== WORK INSTRUCTIONS ==
Using the entries that follow, collect the lines where the word "structured" appears.

== EXCERPTED DATA ==
▽
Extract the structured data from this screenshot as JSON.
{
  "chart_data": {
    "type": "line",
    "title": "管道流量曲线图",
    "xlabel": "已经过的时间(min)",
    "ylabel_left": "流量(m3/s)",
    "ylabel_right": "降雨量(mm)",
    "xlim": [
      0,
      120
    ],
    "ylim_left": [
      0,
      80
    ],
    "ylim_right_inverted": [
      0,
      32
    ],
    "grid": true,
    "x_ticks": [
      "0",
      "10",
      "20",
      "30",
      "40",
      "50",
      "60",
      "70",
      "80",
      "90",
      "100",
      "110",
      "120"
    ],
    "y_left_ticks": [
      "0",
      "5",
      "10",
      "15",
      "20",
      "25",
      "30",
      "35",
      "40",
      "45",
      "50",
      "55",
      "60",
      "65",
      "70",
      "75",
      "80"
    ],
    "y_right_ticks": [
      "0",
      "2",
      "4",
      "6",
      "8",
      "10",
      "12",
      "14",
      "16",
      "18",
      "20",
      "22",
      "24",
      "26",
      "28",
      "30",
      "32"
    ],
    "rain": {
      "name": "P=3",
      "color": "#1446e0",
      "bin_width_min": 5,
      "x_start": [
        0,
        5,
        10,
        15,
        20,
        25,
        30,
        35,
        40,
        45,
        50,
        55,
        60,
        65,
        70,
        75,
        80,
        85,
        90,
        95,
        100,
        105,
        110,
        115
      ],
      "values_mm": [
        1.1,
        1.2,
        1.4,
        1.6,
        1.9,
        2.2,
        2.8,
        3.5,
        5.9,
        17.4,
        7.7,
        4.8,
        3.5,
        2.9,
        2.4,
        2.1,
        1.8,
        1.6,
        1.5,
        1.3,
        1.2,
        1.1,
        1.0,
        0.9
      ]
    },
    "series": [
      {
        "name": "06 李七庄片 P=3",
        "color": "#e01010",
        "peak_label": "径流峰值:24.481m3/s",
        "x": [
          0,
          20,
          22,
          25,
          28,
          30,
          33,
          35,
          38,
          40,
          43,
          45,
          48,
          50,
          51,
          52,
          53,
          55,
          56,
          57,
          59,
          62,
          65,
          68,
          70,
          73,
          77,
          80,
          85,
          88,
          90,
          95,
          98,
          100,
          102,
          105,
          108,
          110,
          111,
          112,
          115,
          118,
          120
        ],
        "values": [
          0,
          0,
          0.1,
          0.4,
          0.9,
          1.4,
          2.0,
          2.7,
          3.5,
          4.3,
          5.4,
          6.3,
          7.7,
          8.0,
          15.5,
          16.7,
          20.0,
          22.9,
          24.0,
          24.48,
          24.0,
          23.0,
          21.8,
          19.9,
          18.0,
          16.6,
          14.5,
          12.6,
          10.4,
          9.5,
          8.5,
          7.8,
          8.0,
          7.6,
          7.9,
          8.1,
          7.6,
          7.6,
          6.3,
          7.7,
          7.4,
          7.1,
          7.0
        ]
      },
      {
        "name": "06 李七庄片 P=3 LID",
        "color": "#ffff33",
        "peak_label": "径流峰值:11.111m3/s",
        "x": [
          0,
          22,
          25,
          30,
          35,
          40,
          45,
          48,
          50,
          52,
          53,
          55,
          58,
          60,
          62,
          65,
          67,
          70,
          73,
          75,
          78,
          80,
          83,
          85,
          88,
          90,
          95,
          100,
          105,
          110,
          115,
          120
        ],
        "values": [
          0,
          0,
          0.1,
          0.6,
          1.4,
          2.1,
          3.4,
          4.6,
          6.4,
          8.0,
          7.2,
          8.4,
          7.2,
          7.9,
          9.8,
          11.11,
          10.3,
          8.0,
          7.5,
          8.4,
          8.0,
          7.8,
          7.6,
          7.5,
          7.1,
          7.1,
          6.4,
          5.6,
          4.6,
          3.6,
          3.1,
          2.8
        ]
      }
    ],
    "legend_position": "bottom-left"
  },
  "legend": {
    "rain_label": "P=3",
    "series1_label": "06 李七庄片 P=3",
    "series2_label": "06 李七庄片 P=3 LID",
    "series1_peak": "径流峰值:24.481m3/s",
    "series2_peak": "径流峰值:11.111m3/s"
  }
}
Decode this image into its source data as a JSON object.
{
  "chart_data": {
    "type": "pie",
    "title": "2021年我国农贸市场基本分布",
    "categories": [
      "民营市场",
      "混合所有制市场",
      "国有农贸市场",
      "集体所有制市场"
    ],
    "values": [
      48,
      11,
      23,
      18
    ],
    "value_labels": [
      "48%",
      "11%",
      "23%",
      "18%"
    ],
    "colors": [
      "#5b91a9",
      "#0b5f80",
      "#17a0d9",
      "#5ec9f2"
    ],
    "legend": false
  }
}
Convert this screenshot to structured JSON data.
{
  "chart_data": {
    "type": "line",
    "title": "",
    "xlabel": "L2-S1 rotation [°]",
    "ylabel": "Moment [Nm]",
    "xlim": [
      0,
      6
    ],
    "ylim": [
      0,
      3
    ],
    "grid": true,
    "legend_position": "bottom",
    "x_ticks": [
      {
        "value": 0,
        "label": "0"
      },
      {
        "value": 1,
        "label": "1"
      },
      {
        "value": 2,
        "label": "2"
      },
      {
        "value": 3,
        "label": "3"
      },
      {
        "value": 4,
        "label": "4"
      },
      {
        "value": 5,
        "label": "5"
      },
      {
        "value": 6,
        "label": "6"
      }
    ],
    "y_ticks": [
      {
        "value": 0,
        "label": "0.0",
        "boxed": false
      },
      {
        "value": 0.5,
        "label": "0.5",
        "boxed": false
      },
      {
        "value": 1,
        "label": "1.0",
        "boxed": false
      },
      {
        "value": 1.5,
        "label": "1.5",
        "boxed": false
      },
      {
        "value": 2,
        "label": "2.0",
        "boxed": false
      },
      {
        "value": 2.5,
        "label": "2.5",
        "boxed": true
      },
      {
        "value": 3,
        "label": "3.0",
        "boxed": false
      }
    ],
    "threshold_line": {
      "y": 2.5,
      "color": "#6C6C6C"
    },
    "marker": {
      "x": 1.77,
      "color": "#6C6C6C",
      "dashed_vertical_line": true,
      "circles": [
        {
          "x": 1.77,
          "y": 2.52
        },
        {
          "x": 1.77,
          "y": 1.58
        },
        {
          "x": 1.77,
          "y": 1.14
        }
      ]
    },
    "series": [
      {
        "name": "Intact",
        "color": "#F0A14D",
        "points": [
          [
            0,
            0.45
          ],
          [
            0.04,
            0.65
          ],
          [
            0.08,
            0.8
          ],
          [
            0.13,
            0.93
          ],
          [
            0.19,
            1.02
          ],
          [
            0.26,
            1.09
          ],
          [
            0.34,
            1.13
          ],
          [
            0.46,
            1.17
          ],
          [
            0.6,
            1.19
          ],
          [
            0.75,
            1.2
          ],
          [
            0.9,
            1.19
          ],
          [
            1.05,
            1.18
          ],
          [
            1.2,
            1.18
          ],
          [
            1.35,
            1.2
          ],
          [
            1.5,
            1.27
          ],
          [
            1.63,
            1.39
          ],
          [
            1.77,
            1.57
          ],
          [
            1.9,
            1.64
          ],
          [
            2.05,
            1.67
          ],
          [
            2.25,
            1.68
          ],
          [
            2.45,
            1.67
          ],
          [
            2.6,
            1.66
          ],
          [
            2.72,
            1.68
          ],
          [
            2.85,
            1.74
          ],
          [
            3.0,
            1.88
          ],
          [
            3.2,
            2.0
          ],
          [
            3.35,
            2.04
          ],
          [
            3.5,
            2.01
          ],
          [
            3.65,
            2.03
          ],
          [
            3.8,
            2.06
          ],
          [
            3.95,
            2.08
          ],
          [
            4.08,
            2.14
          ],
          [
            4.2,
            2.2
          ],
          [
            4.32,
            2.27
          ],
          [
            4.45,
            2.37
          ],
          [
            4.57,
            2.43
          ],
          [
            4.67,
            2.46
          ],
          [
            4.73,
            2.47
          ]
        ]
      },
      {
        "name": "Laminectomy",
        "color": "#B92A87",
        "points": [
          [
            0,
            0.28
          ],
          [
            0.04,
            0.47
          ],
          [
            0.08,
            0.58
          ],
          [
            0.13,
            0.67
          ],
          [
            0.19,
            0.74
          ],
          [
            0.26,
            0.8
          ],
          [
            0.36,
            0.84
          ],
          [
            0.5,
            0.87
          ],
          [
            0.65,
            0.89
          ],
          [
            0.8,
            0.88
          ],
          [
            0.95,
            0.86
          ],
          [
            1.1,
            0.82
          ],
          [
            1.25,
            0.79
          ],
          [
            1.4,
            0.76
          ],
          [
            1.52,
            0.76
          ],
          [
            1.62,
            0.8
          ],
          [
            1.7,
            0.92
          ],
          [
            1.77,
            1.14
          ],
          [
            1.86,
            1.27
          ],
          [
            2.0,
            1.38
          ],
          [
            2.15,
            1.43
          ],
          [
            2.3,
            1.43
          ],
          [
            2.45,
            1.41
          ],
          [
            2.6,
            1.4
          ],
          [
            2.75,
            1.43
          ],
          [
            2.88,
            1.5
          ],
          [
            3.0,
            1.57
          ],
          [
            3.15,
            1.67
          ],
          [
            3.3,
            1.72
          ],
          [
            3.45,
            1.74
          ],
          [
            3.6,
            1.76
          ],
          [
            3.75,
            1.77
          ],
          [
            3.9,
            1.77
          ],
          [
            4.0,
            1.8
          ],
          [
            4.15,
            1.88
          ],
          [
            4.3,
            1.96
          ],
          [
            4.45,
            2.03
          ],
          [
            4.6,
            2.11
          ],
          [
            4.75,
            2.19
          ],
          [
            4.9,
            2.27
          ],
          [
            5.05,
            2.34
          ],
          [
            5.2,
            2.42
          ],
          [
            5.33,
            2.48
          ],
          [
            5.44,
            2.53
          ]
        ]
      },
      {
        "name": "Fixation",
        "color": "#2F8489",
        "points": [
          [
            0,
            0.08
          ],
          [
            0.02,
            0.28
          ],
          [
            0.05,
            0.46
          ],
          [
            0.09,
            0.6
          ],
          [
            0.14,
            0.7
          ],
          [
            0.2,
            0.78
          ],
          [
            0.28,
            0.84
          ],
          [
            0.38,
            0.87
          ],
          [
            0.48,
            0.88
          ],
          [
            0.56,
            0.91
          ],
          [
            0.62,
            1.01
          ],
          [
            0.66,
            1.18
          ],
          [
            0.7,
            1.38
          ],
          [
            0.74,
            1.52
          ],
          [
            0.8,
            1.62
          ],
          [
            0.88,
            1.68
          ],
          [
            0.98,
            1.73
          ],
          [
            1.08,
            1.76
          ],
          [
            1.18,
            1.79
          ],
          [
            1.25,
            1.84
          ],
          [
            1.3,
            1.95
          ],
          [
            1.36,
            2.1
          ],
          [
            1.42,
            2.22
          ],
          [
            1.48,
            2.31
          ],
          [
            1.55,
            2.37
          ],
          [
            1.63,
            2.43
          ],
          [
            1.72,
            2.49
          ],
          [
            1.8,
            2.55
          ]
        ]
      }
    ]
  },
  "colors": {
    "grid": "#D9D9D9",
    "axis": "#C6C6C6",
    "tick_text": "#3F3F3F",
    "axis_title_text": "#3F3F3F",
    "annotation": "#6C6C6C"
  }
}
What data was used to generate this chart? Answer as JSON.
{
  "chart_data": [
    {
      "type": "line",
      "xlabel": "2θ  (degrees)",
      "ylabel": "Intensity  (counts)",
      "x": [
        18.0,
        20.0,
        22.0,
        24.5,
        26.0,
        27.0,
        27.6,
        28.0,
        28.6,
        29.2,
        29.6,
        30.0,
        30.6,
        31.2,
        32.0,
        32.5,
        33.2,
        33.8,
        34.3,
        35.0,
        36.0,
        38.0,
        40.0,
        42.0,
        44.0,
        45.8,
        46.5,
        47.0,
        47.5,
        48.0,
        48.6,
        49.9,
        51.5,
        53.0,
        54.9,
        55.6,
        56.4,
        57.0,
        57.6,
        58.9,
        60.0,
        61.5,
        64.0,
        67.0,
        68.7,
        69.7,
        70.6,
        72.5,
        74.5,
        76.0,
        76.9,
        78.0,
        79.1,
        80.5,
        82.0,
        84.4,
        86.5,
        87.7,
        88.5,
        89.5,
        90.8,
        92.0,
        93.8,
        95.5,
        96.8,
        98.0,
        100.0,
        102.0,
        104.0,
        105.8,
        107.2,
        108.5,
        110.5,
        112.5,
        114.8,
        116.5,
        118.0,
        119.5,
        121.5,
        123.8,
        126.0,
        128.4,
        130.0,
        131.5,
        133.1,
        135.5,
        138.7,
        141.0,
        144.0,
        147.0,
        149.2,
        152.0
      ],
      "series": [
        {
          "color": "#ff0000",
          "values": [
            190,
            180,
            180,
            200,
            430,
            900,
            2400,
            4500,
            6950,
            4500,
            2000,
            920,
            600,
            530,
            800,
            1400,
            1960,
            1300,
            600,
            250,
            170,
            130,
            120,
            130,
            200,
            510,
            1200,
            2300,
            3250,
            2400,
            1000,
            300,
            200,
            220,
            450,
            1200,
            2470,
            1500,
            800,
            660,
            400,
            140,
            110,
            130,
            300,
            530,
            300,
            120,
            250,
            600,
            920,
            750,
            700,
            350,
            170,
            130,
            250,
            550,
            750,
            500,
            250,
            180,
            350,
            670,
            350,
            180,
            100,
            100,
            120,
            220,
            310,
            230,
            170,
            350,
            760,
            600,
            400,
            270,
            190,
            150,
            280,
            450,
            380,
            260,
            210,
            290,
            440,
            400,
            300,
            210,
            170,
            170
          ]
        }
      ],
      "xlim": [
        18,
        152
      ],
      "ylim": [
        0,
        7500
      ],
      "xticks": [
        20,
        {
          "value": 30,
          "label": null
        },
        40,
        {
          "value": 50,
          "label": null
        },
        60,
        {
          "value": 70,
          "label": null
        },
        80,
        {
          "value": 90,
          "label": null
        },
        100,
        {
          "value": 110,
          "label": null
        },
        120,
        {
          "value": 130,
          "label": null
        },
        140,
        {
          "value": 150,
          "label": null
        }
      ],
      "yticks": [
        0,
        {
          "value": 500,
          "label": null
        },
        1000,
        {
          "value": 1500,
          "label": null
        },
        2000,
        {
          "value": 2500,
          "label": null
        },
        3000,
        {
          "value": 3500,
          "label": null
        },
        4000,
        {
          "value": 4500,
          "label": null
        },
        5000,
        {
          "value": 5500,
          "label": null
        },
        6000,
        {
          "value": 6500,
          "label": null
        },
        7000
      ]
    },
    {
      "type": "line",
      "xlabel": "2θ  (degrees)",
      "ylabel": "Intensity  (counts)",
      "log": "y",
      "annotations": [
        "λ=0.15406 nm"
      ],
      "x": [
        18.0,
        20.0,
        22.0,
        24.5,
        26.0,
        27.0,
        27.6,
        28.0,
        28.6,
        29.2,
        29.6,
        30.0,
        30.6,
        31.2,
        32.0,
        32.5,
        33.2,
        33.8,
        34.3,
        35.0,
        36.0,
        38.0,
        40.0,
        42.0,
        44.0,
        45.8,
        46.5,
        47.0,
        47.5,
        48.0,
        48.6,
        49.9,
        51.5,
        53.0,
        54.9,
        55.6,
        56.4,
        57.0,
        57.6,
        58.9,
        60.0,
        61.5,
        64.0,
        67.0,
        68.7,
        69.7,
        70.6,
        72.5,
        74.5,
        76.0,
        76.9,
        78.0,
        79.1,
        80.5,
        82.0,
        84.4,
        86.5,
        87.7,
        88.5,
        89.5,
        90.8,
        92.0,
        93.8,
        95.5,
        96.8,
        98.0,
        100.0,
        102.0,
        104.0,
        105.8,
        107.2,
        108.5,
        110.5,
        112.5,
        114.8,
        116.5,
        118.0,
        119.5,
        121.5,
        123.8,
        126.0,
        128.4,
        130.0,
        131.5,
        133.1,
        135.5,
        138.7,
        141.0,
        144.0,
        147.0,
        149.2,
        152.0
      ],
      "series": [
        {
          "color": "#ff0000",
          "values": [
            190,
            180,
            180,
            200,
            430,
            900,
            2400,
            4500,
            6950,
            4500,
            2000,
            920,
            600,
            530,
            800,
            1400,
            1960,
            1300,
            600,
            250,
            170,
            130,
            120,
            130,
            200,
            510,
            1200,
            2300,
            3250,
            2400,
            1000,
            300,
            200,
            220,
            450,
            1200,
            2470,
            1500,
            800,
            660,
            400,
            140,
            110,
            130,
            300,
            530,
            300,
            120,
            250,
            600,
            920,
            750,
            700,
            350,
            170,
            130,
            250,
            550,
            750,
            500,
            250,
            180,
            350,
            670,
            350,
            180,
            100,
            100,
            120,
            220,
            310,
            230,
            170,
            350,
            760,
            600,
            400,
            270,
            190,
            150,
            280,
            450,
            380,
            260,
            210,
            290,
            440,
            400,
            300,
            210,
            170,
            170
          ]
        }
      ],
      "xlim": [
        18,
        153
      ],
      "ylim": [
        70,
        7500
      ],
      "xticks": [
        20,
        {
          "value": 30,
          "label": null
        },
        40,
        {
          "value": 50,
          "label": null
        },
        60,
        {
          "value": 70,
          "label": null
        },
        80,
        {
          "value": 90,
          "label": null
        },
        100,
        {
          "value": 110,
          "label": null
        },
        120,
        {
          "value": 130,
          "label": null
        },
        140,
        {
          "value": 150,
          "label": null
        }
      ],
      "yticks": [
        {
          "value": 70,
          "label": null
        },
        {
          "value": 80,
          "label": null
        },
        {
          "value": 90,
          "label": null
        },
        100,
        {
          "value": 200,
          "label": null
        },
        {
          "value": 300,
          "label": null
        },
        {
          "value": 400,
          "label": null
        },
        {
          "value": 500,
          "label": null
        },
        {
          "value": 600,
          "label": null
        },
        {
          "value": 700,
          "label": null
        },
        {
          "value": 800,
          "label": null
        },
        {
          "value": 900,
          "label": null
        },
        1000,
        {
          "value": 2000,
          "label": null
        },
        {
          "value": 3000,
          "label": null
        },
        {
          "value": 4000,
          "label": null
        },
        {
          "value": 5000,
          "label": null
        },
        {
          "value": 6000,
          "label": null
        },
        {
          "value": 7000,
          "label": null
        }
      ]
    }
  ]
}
△
== RIGHT ANSWER ==
Extract the structured data from this screenshot as JSON.
Convert this screenshot to structured JSON data.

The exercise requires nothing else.